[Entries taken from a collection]
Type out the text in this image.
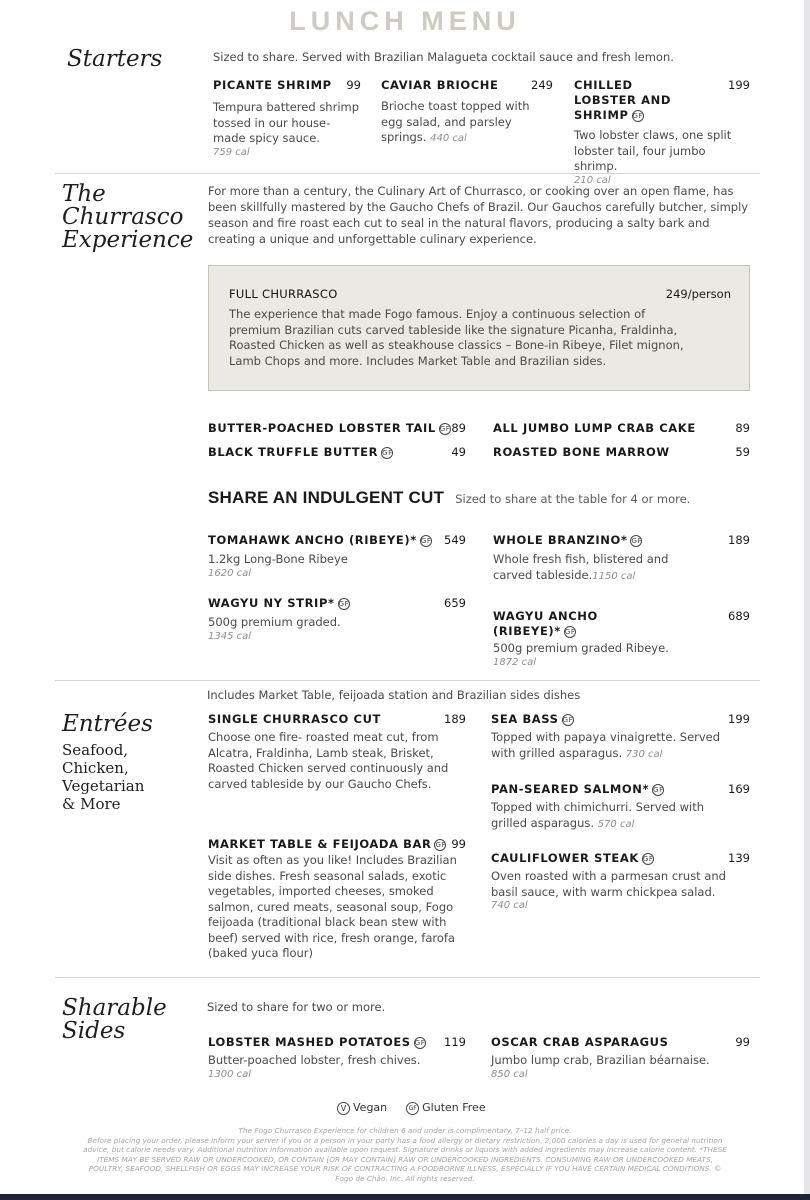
LUNCH MENU
Starters	Sized to share. Served with Brazilian Malagueta cocktail sauce and fresh lemon.
PICANTE SHRIMP 99
Tempura battered shrimp tossed in our house-made spicy sauce.
759 cal
CAVIAR BRIOCHE	249
Brioche toast topped with egg salad, and parsley springs. 440 cal
CHILLED LOBSTER AND SHRIMP GF
199
Two lobster claws, one split lobster tail, four jumbo shrimp.
210 cal
The
Churrasco
Experience
For more than a century, the Culinary Art of Churrasco, or cooking over an open flame, has been skillfully mastered by the Gaucho Chefs of Brazil. Our Gauchos carefully butcher, simply season and fire roast each cut to seal in the natural flavors, producing a salty bark and creating a unique and unforgettable culinary experience.
FULL CHURRASCO	249/person
The experience that made Fogo famous. Enjoy a continuous selection of premium Brazilian cuts carved tableside like the signature Picanha, Fraldinha, Roasted Chicken as well as steakhouse classics – Bone-in Ribeye, Filet mignon, Lamb Chops and more. Includes Market Table and Brazilian sides.
BUTTER-POACHED LOBSTER TAIL GF 89 ALL JUMBO LUMP CRAB CAKE	89
BLACK TRUFFLE BUTTER GF	49 ROASTED BONE MARROW	59
SHARE AN INDULGENT CUT Sized to share at the table for 4 or more.
TOMAHAWK ANCHO (RIBEYE)* GF 549
1.2kg Long-Bone Ribeye
1620 cal
WHOLE BRANZINO* GF	189
Whole fresh fish, blistered and carved tableside.1150 cal
WAGYU NY STRIP* GF	659
500g premium graded.
1345 cal
WAGYU ANCHO (RIBEYE)* GF
689
500g premium graded Ribeye.
1872 cal
Includes Market Table, feijoada station and Brazilian sides dishes
Entrées
Seafood,
Chicken,
Vegetarian
& More
SINGLE CHURRASCO CUT	189
Choose one fire- roasted meat cut, from Alcatra, Fraldinha, Lamb steak, Brisket, Roasted Chicken served continuously and carved tableside by our Gaucho Chefs.
SEA BASS GF	199
Topped with papaya vinaigrette. Served with grilled asparagus. 730 cal
PAN-SEARED SALMON* GF	169
Topped with chimichurri. Served with grilled asparagus. 570 cal
MARKET TABLE & FEIJOADA BAR GF 99
Visit as often as you like! Includes Brazilian side dishes. Fresh seasonal salads, exotic vegetables, imported cheeses, smoked salmon, cured meats, seasonal soup, Fogo feijoada (traditional black bean stew with beef) served with rice, fresh orange, farofa (baked yuca flour)
CAULIFLOWER STEAK GF	139
Oven roasted with a parmesan crust and basil sauce, with warm chickpea salad.
740 cal
Sharable
Sides
Sized to share for two or more.
LOBSTER MASHED POTATOES GF 119
Butter-poached lobster, fresh chives.
1300 cal
OSCAR CRAB ASPARAGUS	99
Jumbo lump crab, Brazilian béarnaise.
850 cal
V Vegan	GF Gluten Free
The Fogo Churrasco Experience for children 6 and under is complimentary, 7–12 half price.
Before placing your order, please inform your server if you or a person in your party has a food allergy or dietary restriction. 2,000 calories a day is used for general nutrition advice, but calorie needs vary. Additional nutrition information available upon request. Signature drinks or liquors with added ingredients may increase calorie content. *THESE ITEMS MAY BE SERVED RAW OR UNDERCOOKED, OR CONTAIN [OR MAY CONTAIN] RAW OR UNDERCOOKED INGREDIENTS. CONSUMING RAW OR UNDERCOOKED MEATS, POULTRY, SEAFOOD, SHELLFISH OR EGGS MAY INCREASE YOUR RISK OF CONTRACTING A FOODBORNE ILLNESS, ESPECIALLY IF YOU HAVE CERTAIN MEDICAL CONDITIONS. © Fogo de Chão, Inc. All rights reserved.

**Your objective**
Please list every line of the records that contains "Gaucho".

**Result**
For more than a century, the Culinary Art of Churrasco, or cooking over an open flame, has been skillfully mastered by the Gaucho Chefs of Brazil. Our Gauchos carefully butcher, simply season and fire roast each cut to seal in the natural flavors, producing a salty bark and creating a unique and unforgettable culinary experience.
Choose one fire- roasted meat cut, from Alcatra, Fraldinha, Lamb steak, Brisket, Roasted Chicken served continuously and carved tableside by our Gaucho Chefs.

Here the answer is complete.